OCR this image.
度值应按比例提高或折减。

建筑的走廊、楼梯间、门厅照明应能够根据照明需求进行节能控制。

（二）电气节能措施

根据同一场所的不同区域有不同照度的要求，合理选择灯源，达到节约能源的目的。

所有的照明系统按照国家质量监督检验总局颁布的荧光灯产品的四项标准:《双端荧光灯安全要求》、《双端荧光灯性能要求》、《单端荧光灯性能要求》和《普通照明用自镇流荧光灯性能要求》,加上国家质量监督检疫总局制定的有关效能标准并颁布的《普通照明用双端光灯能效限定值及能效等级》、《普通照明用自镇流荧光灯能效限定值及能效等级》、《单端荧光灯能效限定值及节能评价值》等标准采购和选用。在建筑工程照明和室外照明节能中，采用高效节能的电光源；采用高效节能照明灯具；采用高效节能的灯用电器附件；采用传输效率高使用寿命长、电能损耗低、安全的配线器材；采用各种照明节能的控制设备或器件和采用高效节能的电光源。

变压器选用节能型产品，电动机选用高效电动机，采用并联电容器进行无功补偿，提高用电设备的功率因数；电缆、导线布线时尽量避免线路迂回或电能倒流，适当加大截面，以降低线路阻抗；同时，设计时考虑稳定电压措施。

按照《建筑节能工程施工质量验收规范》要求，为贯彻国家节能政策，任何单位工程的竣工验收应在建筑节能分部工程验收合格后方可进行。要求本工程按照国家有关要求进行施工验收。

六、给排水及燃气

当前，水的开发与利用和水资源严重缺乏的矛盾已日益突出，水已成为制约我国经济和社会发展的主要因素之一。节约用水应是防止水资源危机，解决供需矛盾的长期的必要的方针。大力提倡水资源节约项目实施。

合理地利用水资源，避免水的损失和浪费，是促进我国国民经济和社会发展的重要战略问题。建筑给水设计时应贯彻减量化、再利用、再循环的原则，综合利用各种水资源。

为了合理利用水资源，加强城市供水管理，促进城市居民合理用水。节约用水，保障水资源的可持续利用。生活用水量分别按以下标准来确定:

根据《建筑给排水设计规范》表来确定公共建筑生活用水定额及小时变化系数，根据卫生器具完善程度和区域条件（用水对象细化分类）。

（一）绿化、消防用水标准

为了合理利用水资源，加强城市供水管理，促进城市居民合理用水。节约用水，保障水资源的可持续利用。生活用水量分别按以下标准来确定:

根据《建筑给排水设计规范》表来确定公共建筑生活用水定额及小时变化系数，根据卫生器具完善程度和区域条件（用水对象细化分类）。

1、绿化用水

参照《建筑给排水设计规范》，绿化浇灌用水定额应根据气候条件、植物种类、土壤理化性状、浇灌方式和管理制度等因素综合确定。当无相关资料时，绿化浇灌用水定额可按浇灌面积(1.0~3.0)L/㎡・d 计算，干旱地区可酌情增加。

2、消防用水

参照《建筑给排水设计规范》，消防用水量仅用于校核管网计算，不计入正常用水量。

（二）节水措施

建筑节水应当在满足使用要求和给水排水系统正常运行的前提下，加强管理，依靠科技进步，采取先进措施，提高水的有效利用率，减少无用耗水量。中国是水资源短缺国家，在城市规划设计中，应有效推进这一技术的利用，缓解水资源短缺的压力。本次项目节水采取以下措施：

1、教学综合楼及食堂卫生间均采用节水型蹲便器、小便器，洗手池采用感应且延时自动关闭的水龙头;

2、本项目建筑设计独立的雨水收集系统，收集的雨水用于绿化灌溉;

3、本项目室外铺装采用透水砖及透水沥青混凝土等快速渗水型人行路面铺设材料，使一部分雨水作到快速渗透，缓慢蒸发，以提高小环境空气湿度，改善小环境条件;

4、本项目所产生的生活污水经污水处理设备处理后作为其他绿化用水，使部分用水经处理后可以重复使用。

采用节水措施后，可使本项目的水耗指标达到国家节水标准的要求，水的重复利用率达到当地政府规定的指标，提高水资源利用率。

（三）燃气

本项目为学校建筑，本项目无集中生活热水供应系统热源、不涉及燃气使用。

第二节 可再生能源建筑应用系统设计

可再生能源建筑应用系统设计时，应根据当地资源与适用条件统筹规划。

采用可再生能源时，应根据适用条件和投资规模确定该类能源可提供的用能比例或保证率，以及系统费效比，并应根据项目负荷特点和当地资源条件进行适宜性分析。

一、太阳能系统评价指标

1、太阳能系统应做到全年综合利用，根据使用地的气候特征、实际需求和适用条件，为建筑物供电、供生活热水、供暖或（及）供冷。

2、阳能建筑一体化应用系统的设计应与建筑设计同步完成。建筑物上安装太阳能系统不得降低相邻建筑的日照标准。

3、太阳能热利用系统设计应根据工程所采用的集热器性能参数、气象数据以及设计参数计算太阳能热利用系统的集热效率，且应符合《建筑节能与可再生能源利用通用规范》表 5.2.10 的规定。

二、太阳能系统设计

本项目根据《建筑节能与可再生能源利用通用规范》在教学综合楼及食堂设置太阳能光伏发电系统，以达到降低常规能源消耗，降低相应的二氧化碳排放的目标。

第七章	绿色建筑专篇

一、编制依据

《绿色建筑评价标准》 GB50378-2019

==============================

PROBLEM DESCRIPTION => The records above should be duplicated in full, exactly as given.

EXPECTED ANSWER =>
OCR this image.
度值应按比例提高或折减。

建筑的走廊、楼梯间、门厅照明应能够根据照明需求进行节能控制。

（二）电气节能措施

根据同一场所的不同区域有不同照度的要求，合理选择灯源，达到节约能源的目的。

所有的照明系统按照国家质量监督检验总局颁布的荧光灯产品的四项标准:《双端荧光灯安全要求》、《双端荧光灯性能要求》、《单端荧光灯性能要求》和《普通照明用自镇流荧光灯性能要求》,加上国家质量监督检疫总局制定的有关效能标准并颁布的《普通照明用双端光灯能效限定值及能效等级》、《普通照明用自镇流荧光灯能效限定值及能效等级》、《单端荧光灯能效限定值及节能评价值》等标准采购和选用。在建筑工程照明和室外照明节能中，采用高效节能的电光源；采用高效节能照明灯具；采用高效节能的灯用电器附件；采用传输效率高使用寿命长、电能损耗低、安全的配线器材；采用各种照明节能的控制设备或器件和采用高效节能的电光源。

变压器选用节能型产品，电动机选用高效电动机，采用并联电容器进行无功补偿，提高用电设备的功率因数；电缆、导线布线时尽量避免线路迂回或电能倒流，适当加大截面，以降低线路阻抗；同时，设计时考虑稳定电压措施。

按照《建筑节能工程施工质量验收规范》要求，为贯彻国家节能政策，任何单位工程的竣工验收应在建筑节能分部工程验收合格后方可进行。要求本工程按照国家有关要求进行施工验收。

六、给排水及燃气

当前，水的开发与利用和水资源严重缺乏的矛盾已日益突出，水已成为制约我国经济和社会发展的主要因素之一。节约用水应是防止水资源危机，解决供需矛盾的长期的必要的方针。大力提倡水资源节约项目实施。

合理地利用水资源，避免水的损失和浪费，是促进我国国民经济和社会发展的重要战略问题。建筑给水设计时应贯彻减量化、再利用、再循环的原则，综合利用各种水资源。

为了合理利用水资源，加强城市供水管理，促进城市居民合理用水。节约用水，保障水资源的可持续利用。生活用水量分别按以下标准来确定:

根据《建筑给排水设计规范》表来确定公共建筑生活用水定额及小时变化系数，根据卫生器具完善程度和区域条件（用水对象细化分类）。

（一）绿化、消防用水标准

为了合理利用水资源，加强城市供水管理，促进城市居民合理用水。节约用水，保障水资源的可持续利用。生活用水量分别按以下标准来确定:

根据《建筑给排水设计规范》表来确定公共建筑生活用水定额及小时变化系数，根据卫生器具完善程度和区域条件（用水对象细化分类）。

1、绿化用水

参照《建筑给排水设计规范》，绿化浇灌用水定额应根据气候条件、植物种类、土壤理化性状、浇灌方式和管理制度等因素综合确定。当无相关资料时，绿化浇灌用水定额可按浇灌面积(1.0~3.0)L/㎡・d 计算，干旱地区可酌情增加。

2、消防用水

参照《建筑给排水设计规范》，消防用水量仅用于校核管网计算，不计入正常用水量。

（二）节水措施

建筑节水应当在满足使用要求和给水排水系统正常运行的前提下，加强管理，依靠科技进步，采取先进措施，提高水的有效利用率，减少无用耗水量。中国是水资源短缺国家，在城市规划设计中，应有效推进这一技术的利用，缓解水资源短缺的压力。本次项目节水采取以下措施：

1、教学综合楼及食堂卫生间均采用节水型蹲便器、小便器，洗手池采用感应且延时自动关闭的水龙头;

2、本项目建筑设计独立的雨水收集系统，收集的雨水用于绿化灌溉;

3、本项目室外铺装采用透水砖及透水沥青混凝土等快速渗水型人行路面铺设材料，使一部分雨水作到快速渗透，缓慢蒸发，以提高小环境空气湿度，改善小环境条件;

4、本项目所产生的生活污水经污水处理设备处理后作为其他绿化用水，使部分用水经处理后可以重复使用。

采用节水措施后，可使本项目的水耗指标达到国家节水标准的要求，水的重复利用率达到当地政府规定的指标，提高水资源利用率。

（三）燃气

本项目为学校建筑，本项目无集中生活热水供应系统热源、不涉及燃气使用。

第二节 可再生能源建筑应用系统设计

可再生能源建筑应用系统设计时，应根据当地资源与适用条件统筹规划。

采用可再生能源时，应根据适用条件和投资规模确定该类能源可提供的用能比例或保证率，以及系统费效比，并应根据项目负荷特点和当地资源条件进行适宜性分析。

一、太阳能系统评价指标

1、太阳能系统应做到全年综合利用，根据使用地的气候特征、实际需求和适用条件，为建筑物供电、供生活热水、供暖或（及）供冷。

2、阳能建筑一体化应用系统的设计应与建筑设计同步完成。建筑物上安装太阳能系统不得降低相邻建筑的日照标准。

3、太阳能热利用系统设计应根据工程所采用的集热器性能参数、气象数据以及设计参数计算太阳能热利用系统的集热效率，且应符合《建筑节能与可再生能源利用通用规范》表 5.2.10 的规定。

二、太阳能系统设计

本项目根据《建筑节能与可再生能源利用通用规范》在教学综合楼及食堂设置太阳能光伏发电系统，以达到降低常规能源消耗，降低相应的二氧化碳排放的目标。

第七章	绿色建筑专篇

一、编制依据

《绿色建筑评价标准》 GB50378-2019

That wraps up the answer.